▸ Exercise material:

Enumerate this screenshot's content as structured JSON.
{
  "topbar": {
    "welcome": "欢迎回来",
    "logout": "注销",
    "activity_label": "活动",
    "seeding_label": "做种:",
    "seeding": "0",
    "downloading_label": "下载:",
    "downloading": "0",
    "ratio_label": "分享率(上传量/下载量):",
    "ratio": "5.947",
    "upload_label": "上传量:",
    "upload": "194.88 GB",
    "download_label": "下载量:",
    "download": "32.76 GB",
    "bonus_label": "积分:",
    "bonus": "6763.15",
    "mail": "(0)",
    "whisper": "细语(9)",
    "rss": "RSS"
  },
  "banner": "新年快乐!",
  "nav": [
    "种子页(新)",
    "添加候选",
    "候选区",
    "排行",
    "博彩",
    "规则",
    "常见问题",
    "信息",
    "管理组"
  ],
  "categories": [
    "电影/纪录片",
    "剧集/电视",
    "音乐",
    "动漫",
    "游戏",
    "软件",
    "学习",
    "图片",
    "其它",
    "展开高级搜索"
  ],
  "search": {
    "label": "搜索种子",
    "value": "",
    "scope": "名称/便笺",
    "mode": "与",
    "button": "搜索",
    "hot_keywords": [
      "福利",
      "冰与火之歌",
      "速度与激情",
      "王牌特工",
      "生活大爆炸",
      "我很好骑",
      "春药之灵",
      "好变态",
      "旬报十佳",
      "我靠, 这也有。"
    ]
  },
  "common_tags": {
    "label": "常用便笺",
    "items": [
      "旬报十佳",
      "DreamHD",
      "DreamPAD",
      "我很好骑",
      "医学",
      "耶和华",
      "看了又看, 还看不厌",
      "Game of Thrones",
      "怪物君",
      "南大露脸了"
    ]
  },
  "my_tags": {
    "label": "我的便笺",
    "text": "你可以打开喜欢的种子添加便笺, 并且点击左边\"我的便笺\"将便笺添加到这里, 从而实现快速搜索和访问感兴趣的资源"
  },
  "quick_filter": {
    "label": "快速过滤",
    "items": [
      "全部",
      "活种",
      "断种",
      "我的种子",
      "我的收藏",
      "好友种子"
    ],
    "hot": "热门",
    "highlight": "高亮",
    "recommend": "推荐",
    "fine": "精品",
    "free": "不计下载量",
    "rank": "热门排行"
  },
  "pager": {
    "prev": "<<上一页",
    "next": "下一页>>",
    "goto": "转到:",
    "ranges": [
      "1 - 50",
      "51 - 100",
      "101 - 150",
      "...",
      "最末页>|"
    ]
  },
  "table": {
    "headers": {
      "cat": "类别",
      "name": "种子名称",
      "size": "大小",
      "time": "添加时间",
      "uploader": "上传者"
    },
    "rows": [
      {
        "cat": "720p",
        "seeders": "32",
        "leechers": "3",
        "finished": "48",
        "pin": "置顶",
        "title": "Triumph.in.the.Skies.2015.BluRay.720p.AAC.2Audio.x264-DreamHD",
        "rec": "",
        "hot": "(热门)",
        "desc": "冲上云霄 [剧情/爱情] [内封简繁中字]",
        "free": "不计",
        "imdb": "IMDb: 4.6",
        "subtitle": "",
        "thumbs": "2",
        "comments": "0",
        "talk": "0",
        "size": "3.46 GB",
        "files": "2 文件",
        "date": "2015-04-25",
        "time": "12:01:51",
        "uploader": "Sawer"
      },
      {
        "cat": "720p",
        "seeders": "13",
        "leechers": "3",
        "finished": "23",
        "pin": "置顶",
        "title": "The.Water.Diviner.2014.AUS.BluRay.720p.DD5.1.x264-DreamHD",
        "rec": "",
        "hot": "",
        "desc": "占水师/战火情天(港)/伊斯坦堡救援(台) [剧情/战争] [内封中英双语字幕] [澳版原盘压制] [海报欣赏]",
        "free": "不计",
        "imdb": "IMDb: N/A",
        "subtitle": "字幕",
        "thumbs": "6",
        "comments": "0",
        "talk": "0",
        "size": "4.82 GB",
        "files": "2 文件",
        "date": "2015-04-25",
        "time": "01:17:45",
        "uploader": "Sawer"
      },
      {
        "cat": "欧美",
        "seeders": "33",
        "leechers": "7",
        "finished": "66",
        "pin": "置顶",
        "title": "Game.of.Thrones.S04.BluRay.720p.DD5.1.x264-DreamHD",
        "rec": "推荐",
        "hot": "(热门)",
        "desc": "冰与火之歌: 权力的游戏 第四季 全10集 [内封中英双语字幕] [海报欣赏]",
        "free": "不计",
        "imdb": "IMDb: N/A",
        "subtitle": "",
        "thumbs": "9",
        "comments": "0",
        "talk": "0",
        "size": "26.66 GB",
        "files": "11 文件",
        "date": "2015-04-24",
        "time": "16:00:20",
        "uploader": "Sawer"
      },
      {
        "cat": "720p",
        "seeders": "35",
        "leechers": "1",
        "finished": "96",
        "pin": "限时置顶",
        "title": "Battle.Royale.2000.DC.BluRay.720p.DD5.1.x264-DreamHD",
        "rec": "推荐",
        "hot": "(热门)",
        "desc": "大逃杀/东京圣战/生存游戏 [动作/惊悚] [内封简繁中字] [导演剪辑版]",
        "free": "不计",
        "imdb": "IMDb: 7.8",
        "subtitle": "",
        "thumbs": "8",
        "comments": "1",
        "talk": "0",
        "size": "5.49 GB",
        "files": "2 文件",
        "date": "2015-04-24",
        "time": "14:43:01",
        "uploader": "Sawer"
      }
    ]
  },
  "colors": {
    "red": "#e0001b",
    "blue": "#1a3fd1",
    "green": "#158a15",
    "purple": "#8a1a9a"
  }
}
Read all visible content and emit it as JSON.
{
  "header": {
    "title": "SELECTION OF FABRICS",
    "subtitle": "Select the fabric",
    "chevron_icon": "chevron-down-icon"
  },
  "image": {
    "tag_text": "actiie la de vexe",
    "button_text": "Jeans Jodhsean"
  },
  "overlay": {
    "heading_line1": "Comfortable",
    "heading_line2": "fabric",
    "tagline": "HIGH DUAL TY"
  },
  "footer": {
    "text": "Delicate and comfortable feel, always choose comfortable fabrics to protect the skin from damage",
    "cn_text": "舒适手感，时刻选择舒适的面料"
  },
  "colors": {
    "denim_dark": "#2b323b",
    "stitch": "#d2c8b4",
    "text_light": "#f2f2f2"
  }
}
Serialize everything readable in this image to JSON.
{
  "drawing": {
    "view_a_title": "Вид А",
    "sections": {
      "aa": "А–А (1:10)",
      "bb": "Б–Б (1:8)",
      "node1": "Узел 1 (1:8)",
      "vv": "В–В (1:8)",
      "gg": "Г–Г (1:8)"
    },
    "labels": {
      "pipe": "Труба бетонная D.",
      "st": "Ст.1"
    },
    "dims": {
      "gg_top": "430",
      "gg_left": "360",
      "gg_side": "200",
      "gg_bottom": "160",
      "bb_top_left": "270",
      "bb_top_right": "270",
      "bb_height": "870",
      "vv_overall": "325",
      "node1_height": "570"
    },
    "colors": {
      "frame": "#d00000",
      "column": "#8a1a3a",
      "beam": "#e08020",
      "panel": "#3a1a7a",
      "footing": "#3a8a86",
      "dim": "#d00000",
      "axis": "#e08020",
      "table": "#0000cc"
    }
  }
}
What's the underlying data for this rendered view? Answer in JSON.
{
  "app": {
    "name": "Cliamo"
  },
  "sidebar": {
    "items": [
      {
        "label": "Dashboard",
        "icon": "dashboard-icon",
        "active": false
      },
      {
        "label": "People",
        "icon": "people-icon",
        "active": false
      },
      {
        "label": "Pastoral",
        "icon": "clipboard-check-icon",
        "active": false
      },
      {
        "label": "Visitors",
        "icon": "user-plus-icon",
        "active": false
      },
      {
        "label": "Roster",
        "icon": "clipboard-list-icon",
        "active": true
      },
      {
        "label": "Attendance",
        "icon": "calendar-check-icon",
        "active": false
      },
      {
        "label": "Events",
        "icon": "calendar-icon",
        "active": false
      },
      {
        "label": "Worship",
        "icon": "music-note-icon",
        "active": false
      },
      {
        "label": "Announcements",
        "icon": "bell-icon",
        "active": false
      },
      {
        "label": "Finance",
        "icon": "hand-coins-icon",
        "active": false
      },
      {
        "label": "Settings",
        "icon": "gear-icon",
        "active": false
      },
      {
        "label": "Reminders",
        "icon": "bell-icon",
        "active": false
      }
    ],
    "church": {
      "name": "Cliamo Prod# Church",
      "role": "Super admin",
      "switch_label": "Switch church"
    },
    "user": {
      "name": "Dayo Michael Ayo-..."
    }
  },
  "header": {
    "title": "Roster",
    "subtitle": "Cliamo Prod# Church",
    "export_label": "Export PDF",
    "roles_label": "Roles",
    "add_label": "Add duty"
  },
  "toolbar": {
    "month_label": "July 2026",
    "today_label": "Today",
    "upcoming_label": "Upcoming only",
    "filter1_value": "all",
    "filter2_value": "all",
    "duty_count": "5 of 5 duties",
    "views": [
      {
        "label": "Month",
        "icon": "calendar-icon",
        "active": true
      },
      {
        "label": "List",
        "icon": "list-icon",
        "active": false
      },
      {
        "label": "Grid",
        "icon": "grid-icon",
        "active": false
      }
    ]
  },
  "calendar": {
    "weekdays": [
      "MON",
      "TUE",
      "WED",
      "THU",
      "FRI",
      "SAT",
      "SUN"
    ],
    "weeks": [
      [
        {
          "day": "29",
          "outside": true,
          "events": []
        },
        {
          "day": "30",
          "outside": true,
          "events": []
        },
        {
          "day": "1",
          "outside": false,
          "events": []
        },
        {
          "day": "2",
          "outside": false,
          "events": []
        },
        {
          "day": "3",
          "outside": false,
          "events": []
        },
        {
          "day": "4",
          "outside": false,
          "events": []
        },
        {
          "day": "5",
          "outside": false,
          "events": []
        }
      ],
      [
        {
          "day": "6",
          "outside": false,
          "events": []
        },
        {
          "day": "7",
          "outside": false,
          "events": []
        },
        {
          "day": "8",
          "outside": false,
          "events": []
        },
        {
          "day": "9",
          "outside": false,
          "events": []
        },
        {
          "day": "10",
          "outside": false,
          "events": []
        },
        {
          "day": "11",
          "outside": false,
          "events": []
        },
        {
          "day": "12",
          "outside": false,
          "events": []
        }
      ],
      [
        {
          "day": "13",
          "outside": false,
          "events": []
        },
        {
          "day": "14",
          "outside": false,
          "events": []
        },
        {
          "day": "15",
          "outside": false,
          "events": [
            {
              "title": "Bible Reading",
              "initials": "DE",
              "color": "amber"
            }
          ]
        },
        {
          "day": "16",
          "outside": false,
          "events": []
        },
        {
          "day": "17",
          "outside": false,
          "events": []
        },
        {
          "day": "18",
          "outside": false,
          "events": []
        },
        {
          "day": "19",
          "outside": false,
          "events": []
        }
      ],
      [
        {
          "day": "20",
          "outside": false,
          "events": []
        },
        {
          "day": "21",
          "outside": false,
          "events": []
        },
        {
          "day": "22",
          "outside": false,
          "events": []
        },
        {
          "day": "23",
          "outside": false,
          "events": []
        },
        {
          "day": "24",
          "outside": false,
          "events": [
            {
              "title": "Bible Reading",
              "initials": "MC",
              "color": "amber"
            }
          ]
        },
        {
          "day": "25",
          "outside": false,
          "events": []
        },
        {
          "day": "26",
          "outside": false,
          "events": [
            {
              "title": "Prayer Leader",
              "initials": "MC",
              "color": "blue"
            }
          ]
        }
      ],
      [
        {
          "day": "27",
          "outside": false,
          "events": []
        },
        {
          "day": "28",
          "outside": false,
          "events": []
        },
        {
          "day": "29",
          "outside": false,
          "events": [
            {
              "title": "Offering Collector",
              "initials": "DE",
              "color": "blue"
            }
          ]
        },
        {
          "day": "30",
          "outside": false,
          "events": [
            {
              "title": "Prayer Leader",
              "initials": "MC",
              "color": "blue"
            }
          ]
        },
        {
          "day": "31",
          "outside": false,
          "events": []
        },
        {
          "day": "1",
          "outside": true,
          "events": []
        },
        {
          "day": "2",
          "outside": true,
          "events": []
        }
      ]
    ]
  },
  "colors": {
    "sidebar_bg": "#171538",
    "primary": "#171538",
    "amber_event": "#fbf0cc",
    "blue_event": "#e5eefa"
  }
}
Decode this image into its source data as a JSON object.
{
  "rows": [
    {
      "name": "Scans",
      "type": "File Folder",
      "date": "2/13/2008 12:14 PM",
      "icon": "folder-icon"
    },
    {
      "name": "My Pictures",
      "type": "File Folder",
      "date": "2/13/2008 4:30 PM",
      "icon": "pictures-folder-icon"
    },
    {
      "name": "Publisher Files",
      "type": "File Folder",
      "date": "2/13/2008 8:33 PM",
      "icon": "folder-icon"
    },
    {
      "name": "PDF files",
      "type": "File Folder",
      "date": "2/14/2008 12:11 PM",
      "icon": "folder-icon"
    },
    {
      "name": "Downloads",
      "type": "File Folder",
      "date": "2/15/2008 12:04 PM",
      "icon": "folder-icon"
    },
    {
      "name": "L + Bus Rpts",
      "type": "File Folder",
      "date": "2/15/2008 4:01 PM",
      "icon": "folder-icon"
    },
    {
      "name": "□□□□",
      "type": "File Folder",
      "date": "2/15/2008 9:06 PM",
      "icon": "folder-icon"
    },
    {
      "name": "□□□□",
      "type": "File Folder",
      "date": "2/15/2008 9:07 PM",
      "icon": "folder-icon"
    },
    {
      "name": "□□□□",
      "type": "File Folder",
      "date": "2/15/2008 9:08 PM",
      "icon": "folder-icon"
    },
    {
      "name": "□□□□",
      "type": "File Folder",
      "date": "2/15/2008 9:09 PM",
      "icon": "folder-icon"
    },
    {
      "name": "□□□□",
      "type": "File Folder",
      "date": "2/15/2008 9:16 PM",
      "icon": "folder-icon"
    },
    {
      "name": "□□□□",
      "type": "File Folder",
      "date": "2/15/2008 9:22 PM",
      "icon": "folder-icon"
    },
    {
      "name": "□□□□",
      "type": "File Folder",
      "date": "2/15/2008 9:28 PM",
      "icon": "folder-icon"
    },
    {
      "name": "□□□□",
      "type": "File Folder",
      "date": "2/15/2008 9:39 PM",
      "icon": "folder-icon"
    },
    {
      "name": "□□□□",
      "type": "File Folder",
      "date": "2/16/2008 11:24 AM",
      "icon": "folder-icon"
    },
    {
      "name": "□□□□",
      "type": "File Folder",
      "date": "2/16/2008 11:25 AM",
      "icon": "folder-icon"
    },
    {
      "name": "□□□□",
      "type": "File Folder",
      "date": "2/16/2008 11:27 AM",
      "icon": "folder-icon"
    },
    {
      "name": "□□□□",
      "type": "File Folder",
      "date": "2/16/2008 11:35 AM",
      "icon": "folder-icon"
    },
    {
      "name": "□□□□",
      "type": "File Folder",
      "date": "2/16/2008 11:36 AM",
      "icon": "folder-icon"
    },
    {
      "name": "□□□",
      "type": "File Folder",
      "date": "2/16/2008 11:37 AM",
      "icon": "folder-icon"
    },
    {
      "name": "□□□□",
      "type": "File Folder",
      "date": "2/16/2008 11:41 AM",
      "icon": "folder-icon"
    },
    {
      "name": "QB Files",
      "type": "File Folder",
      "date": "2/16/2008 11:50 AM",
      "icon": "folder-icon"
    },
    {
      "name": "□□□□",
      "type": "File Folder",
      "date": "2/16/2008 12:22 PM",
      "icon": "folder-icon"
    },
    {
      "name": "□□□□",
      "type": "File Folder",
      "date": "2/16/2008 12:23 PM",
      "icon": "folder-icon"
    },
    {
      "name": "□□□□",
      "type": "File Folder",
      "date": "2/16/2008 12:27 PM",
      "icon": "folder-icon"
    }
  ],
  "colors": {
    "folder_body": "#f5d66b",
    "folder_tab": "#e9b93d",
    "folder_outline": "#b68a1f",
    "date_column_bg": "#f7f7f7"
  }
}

▸ What you have to do: Gather every line from the entries above where the word "我的便笺" appears, and copy them.

▸ Exercise answer:
    "label": "我的便笺",
    "text": "你可以打开喜欢的种子添加便笺, 并且点击左边\"我的便笺\"将便笺添加到这里, 从而实现快速搜索和访问感兴趣的资源"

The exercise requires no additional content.